### [WRITTEN TASK]
Copy each line of the data below with the word "this".

[Dataset items]
++++++++

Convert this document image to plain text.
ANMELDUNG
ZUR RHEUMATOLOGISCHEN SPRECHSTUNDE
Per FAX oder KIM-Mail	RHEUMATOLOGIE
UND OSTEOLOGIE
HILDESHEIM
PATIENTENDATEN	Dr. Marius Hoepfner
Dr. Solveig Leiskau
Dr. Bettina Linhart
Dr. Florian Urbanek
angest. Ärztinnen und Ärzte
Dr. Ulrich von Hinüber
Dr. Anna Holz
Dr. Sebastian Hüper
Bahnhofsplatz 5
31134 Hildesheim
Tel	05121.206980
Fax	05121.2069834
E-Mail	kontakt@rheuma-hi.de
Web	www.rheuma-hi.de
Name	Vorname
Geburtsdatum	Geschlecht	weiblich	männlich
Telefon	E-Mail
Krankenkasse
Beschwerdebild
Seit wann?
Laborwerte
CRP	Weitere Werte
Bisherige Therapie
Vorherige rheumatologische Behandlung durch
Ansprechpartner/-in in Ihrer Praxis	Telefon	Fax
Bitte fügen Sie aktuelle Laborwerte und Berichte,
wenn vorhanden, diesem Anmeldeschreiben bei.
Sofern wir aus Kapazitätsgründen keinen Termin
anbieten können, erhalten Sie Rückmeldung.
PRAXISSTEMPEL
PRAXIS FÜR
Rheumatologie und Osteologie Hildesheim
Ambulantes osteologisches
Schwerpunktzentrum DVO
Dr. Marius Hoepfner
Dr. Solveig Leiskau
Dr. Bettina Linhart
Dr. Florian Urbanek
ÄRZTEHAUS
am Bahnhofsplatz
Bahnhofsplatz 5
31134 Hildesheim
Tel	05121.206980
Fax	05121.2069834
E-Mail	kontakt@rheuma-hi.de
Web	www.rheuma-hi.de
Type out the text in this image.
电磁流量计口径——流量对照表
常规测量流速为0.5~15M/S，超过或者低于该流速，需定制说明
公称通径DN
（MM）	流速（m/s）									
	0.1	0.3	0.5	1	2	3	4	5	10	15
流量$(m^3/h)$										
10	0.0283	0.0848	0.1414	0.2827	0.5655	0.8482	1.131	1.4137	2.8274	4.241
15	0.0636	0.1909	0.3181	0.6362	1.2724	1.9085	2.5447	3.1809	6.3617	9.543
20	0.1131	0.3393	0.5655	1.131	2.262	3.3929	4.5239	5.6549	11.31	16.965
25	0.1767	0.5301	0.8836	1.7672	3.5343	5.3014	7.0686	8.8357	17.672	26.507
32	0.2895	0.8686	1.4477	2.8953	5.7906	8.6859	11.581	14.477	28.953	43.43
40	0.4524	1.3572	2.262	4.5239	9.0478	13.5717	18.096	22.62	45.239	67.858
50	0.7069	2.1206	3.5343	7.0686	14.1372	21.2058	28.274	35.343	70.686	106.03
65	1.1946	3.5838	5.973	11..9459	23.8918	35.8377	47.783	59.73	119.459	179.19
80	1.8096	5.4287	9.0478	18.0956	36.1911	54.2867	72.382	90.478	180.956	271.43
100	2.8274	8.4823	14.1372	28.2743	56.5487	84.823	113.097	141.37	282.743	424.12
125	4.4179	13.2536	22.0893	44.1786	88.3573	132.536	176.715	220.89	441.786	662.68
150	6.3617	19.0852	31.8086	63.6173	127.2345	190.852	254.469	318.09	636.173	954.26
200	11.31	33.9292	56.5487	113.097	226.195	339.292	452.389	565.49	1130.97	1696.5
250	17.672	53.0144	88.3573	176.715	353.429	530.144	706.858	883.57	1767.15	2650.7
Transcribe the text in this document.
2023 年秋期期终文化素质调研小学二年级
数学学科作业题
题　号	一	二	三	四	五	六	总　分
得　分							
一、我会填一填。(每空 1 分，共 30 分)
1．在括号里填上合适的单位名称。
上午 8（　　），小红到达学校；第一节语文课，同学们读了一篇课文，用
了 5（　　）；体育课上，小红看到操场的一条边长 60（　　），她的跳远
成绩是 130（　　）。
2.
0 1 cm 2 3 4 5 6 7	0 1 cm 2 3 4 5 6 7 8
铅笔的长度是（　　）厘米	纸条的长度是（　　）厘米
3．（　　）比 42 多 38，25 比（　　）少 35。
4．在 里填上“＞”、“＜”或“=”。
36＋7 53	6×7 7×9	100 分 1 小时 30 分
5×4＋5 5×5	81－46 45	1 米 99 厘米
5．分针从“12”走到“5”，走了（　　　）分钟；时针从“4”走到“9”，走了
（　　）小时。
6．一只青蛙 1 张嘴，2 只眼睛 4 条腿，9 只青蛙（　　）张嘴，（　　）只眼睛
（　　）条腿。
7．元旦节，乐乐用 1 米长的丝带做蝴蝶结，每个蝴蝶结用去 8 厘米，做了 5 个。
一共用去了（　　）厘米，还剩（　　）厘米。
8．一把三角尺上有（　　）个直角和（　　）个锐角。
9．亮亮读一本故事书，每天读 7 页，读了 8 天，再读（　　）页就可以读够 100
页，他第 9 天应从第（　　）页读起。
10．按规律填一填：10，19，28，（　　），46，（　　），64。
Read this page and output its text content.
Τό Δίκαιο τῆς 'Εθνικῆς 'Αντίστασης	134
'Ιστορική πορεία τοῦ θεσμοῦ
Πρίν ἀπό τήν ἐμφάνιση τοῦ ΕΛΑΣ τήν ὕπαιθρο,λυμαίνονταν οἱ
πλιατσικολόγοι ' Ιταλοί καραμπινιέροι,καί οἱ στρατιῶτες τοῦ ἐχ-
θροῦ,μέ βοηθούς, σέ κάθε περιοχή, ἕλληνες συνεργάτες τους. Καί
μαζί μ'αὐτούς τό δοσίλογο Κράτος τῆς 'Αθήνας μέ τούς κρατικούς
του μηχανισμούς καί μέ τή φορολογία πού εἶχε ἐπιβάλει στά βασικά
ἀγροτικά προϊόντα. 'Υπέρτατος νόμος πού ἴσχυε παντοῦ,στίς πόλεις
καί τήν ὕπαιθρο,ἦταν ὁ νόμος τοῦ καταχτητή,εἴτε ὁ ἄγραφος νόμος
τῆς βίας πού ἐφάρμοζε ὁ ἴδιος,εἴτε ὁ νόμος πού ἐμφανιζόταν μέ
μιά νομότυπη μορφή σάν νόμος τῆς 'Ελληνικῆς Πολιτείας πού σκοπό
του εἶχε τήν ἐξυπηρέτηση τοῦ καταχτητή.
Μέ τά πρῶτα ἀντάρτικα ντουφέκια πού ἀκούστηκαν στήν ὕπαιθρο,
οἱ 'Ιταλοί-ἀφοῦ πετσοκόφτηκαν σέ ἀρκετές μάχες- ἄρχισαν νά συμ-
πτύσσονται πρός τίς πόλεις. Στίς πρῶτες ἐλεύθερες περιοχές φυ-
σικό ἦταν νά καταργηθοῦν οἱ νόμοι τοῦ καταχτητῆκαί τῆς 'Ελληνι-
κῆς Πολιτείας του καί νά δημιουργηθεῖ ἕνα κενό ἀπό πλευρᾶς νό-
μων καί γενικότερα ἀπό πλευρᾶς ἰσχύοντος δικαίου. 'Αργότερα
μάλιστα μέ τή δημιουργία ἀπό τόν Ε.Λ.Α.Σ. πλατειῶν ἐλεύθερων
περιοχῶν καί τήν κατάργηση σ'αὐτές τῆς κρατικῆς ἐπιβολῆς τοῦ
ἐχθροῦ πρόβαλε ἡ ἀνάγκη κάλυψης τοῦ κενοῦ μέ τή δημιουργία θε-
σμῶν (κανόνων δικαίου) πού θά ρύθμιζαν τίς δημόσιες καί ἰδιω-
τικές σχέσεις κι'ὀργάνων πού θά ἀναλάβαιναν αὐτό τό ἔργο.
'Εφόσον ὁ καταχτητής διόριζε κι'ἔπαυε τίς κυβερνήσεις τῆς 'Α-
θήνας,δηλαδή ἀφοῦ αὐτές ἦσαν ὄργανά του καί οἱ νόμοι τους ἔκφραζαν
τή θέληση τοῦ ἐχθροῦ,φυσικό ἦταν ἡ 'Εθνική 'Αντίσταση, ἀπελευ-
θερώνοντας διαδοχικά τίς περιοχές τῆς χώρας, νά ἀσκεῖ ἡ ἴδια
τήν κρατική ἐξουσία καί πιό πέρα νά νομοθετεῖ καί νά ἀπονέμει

++++++++

### [WRITTEN ANSWER]
Convert this document image to plain text.
Type out the text in this image.
Transcribe the text in this document.
Read this page and output its text content.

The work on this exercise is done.